Reading passage:
::::::::

Can the EJB 3.1 @Schedule be configured outside of the application code?

穿精又带淫゛_ 提交于 2019-11-30 04:54:34

Here is an example of a scheduling in the deployment descriptor:

    <session>
         <ejb-name>MessageService</ejb-name>
         <local-bean/>
         <ejb-class>ejb.MessageService</ejb-class>
         <session-type>Stateless</session-type>
         <timer>
            <schedule>
                <second>0/18</second>
                <minute>*</minute>
                <hour>*</hour>
            </schedule>
            <timeout-method>
                <method-name>showMessage</method-name>
            </timeout-method>
         </timer>
    </session>

Another way of configuring timers is with a programmatic scheduling.

@Singleton
@Startup
public class TimedBean{
    @Resource
    private TimerService service;

    @PostConstruct
    public void init(){
        ScheduleExpression exp=new ScheduleExpression();
        exp.hour("*")
            .minute("*")
            .second("*/10");
        service.createCalendarTimer(exp);
    }

    @Timeout
    public void timeOut(){
        System.out.println(new Date());
        System.out.println("time out");
    }

}

According to the EJB 3.1 specification, automatic timers can be configured through annotations or through the ejb-jar.xml deployment descriptor.

18.2.2 Automatic Timer Creation

The Timer Service supports the automatic creation of a timer based on metadata in the bean class or deployment descriptor. This allows the bean developer to schedule a timer without relying on a bean invocation to programmatically invoke one of the Timer Service timer creation methods. Automatically created timers are created by the container as a result of application deployment.

And my understanding of the deployment descriptor XLM schema is that you define it using a <timer> element inside a <session> element.

<xsd:element name="timer"
             type="javaee:timerType"
             minOccurs="0"
             maxOccurs="unbounded"/>

See the definition of the timerType complex type for the details (in particular the schedule and timeout-method elements).

References

  • EJB 3.1 Specification
    • Section 18.2.2 "Automatic Timer Creation"
    • Section 19.5 "Deployment Descriptor XML Schema" (p. 580, p583-p584)
  1. ejb-jar.xml

For me, ejb-jar.xml variant started to work on TomEE only I pass javax.ejb.Timer parameter in timeout method:

<session>
  <ejb-name>AppTimerService</ejb-name>
  <ejb-class>my.app.AppTimerService</ejb-class>
  <session-type>Singleton</session-type>
  <timer>
    <schedule>
      <second>*/10</second>
      <minute>*</minute>
      <hour>*</hour>
    </schedule>
    <timeout-method>
      <method-name>timeout</method-name>
      <method-params>
        <method-param>javax.ejb.Timer</method-param>
      </method-params>
   </timeout-method>
 </timer>

public class AppTimerService {
    public void timeout(Timer timer) {
        System.out.println("[in timeout method]");
    }
}

Thanks https://blogs.oracle.com/arungupta/entry/totd_146_understanding_the_ejb post.

  1. Properties file variant

You can read .properties file and programmatically create Timer

ScheduleExpression schedule = new ScheduleExpression();
schedule.hour(hourProperty);//previously read property from .properties file
schedule.minute(minuteProperty);//previously read property from .properties file
Timer timer = timerService.createCalendarTimer(schedule);

But I can't find may we use cron expressions in EJB.

::::::::

(Items listed in a dataset)
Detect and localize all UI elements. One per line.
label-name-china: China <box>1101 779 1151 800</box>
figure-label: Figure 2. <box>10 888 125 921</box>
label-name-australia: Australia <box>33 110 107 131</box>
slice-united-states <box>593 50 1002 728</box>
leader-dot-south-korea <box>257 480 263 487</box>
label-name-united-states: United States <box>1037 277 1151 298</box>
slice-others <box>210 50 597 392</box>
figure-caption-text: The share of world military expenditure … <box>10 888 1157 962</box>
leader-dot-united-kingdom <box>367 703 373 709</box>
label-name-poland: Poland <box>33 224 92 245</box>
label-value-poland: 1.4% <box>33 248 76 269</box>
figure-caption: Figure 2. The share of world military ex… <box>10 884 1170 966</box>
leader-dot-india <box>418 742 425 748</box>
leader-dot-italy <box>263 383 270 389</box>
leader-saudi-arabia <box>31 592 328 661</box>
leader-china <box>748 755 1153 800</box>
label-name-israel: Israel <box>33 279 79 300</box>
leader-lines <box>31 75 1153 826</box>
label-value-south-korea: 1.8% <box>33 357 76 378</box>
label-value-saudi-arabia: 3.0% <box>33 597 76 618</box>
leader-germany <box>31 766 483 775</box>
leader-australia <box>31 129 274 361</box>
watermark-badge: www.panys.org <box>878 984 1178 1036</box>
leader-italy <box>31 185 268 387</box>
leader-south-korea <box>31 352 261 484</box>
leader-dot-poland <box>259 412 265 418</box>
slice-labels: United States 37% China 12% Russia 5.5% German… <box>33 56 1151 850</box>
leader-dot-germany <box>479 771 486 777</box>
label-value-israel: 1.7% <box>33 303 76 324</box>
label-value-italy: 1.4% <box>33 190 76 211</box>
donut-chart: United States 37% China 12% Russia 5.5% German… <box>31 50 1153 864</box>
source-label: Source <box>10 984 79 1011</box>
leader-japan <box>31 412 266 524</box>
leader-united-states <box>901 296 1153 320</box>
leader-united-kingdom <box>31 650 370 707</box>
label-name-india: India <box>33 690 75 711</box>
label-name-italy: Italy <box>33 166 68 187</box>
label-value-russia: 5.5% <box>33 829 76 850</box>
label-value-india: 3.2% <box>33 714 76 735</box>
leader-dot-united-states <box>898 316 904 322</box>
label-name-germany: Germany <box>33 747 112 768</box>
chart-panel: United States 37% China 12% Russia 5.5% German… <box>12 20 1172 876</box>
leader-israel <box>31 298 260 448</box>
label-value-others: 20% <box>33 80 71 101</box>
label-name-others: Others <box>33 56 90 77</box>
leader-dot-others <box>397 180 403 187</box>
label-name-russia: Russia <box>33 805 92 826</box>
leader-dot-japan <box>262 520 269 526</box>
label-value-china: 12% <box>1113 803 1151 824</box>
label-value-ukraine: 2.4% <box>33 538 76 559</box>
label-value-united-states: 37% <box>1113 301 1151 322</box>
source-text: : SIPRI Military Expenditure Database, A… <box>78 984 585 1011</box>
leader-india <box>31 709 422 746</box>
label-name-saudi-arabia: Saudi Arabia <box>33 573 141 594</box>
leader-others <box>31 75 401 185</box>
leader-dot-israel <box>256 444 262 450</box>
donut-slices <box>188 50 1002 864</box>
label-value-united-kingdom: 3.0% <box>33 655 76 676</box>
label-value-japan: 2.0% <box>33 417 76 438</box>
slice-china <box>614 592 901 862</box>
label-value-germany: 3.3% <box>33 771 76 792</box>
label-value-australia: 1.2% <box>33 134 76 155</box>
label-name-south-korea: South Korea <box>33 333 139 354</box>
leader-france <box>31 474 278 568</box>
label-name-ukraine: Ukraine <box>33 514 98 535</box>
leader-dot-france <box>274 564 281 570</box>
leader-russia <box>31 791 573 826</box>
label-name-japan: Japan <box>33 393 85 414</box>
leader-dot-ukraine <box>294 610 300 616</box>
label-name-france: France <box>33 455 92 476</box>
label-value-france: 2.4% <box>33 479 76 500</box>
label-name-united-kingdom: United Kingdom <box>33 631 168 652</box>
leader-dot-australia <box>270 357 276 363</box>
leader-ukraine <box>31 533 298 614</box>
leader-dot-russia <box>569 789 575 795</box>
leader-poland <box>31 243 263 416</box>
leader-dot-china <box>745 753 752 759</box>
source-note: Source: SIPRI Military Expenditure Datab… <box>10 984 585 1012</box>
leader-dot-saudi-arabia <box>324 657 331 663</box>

::::::::

What this exercise asks:
**A)** Name every annotation used in the TimedBean class on the EJB timer page.
**B)** Rewrite the EJB timer page from "The Timer Service supports" up to and including "a <session> element.", putting "server" in place of "container".

Completed exercise:
**A)** @Singleton, @Startup, @Resource, @PostConstruct, @Timeout

**B)**
The Timer Service supports the automatic creation of a timer based on metadata in the bean class or deployment descriptor. This allows the bean developer to schedule a timer without relying on a bean invocation to programmatically invoke one of the Timer Service timer creation methods. Automatically created timers are created by the server as a result of application deployment.

And my understanding of the deployment descriptor XLM schema is that you define it using a <timer> element inside a <session> element.